■ **Supplied data**
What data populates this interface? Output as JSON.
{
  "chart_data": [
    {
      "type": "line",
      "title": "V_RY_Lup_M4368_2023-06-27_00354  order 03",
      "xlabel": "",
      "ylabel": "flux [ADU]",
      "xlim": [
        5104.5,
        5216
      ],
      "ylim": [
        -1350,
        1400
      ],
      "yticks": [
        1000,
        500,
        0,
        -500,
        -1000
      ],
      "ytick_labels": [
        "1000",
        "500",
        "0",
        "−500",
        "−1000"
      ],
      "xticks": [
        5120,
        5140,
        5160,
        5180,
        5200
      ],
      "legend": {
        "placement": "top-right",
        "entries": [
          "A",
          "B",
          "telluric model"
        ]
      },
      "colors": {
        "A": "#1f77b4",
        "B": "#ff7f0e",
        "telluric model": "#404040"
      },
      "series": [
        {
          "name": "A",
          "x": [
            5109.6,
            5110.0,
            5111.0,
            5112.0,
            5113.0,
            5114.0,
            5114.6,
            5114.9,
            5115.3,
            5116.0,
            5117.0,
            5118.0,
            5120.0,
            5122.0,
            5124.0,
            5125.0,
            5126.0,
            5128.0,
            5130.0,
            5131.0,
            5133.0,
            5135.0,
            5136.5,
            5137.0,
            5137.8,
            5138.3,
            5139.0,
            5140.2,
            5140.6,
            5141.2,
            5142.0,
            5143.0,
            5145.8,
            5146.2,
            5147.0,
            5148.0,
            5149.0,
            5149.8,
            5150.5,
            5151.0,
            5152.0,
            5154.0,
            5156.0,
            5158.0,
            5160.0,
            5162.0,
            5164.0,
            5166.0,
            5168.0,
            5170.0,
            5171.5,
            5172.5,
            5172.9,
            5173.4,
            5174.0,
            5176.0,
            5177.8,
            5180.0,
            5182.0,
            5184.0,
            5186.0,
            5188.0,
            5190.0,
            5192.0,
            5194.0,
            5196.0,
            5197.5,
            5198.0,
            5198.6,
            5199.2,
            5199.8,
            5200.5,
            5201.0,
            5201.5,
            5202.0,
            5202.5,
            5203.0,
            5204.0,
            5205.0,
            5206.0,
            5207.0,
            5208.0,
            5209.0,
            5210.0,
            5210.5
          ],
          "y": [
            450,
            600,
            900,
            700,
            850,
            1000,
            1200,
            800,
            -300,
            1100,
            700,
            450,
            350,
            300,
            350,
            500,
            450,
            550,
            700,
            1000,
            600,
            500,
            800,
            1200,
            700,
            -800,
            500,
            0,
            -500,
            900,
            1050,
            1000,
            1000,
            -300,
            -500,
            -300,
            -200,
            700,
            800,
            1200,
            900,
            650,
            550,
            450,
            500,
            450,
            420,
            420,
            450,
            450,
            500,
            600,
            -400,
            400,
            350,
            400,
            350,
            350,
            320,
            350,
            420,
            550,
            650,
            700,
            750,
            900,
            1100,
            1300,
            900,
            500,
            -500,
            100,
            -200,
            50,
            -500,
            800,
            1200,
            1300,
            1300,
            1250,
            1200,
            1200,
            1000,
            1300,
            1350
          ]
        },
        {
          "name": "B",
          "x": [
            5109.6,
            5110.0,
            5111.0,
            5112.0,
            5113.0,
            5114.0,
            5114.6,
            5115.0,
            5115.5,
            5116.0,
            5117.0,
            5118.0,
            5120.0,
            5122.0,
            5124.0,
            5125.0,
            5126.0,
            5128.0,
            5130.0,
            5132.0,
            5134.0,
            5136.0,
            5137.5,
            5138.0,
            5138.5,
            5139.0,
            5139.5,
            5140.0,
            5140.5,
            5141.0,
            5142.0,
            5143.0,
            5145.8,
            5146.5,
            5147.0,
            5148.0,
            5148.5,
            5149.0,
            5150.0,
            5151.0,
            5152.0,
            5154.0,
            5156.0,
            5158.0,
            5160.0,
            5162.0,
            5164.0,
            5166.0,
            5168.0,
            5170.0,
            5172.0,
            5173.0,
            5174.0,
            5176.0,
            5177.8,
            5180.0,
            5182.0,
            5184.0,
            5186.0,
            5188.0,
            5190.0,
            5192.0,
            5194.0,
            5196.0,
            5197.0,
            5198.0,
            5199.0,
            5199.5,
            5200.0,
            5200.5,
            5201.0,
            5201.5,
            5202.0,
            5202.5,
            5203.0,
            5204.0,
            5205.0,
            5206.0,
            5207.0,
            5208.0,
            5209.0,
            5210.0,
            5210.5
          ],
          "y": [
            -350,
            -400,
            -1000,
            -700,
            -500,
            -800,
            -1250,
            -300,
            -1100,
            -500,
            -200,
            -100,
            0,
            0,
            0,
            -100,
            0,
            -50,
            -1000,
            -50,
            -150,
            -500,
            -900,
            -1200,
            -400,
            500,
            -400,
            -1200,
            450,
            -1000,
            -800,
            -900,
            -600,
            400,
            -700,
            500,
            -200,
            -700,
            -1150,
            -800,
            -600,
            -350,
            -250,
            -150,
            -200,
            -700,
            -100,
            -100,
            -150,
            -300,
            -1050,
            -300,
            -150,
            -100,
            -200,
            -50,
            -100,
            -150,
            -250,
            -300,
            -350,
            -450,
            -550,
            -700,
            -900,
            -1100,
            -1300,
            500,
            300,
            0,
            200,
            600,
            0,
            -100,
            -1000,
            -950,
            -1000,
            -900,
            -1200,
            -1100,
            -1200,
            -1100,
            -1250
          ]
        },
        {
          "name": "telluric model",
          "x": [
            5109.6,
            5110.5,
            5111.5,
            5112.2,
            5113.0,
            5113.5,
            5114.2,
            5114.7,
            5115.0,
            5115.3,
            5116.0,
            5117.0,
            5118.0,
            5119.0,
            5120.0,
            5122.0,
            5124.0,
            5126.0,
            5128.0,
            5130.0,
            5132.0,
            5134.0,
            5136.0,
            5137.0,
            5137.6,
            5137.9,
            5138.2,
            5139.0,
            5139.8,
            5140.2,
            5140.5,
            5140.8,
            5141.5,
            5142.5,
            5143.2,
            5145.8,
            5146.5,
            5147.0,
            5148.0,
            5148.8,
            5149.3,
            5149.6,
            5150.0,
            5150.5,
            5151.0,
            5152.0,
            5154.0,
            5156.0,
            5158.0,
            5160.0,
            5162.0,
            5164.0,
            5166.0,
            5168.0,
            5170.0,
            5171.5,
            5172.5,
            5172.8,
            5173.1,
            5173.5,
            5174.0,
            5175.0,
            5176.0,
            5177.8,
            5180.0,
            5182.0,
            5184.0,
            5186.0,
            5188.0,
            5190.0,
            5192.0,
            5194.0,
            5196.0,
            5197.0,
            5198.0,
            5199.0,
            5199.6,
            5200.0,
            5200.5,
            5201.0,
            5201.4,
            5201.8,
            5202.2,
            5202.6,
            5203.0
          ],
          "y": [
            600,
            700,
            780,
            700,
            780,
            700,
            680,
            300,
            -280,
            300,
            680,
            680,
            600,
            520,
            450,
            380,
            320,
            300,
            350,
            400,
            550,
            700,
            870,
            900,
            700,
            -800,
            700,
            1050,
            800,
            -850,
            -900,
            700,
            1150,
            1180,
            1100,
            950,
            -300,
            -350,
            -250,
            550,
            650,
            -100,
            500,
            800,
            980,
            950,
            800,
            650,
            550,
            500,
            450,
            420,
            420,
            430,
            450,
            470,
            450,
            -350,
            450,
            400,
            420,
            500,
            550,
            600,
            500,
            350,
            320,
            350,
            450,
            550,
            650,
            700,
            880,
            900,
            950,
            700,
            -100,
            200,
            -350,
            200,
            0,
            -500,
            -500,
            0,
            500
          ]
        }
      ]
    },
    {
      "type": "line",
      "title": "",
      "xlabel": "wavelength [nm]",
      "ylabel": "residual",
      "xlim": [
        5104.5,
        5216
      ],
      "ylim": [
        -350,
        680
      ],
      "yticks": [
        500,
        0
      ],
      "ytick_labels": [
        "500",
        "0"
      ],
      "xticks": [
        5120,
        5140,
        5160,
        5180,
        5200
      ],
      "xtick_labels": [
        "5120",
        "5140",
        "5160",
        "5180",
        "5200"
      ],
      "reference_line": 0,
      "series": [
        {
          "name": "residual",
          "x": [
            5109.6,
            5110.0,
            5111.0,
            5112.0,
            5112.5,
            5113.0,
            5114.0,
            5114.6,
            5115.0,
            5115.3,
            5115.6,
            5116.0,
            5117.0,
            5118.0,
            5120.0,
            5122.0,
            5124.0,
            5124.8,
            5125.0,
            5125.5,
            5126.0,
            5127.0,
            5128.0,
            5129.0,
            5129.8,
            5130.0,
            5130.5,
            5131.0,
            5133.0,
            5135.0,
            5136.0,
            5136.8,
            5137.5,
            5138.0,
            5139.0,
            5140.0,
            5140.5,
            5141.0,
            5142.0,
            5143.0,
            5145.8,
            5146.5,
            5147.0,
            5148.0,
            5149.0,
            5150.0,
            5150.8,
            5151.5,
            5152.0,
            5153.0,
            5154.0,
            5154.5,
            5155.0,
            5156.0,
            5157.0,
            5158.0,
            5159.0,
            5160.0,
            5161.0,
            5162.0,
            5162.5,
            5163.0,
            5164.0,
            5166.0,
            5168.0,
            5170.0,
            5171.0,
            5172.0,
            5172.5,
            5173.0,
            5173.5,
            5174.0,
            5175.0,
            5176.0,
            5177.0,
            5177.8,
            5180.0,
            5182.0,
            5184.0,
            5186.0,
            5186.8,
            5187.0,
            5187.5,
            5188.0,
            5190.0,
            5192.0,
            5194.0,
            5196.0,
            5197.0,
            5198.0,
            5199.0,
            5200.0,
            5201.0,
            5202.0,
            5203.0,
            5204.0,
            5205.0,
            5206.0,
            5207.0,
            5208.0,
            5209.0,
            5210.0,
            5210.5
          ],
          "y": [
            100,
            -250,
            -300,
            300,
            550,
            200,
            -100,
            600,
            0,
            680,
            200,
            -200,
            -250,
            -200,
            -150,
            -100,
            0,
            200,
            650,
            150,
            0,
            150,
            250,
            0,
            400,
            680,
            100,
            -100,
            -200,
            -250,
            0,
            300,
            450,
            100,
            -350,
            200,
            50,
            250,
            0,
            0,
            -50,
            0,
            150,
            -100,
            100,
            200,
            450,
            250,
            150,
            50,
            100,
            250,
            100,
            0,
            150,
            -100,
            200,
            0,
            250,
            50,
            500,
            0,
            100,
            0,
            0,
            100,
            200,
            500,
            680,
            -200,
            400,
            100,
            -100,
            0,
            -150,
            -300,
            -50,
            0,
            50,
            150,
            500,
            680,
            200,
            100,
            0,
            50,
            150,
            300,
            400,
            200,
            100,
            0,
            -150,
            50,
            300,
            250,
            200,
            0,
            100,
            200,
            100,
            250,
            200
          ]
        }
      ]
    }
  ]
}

■ **Requirement**
Return each line among the entries that holds the word "model".

■ **Solution to this exercise**
          "telluric model"
        "telluric model": "#404040"
          "name": "telluric model",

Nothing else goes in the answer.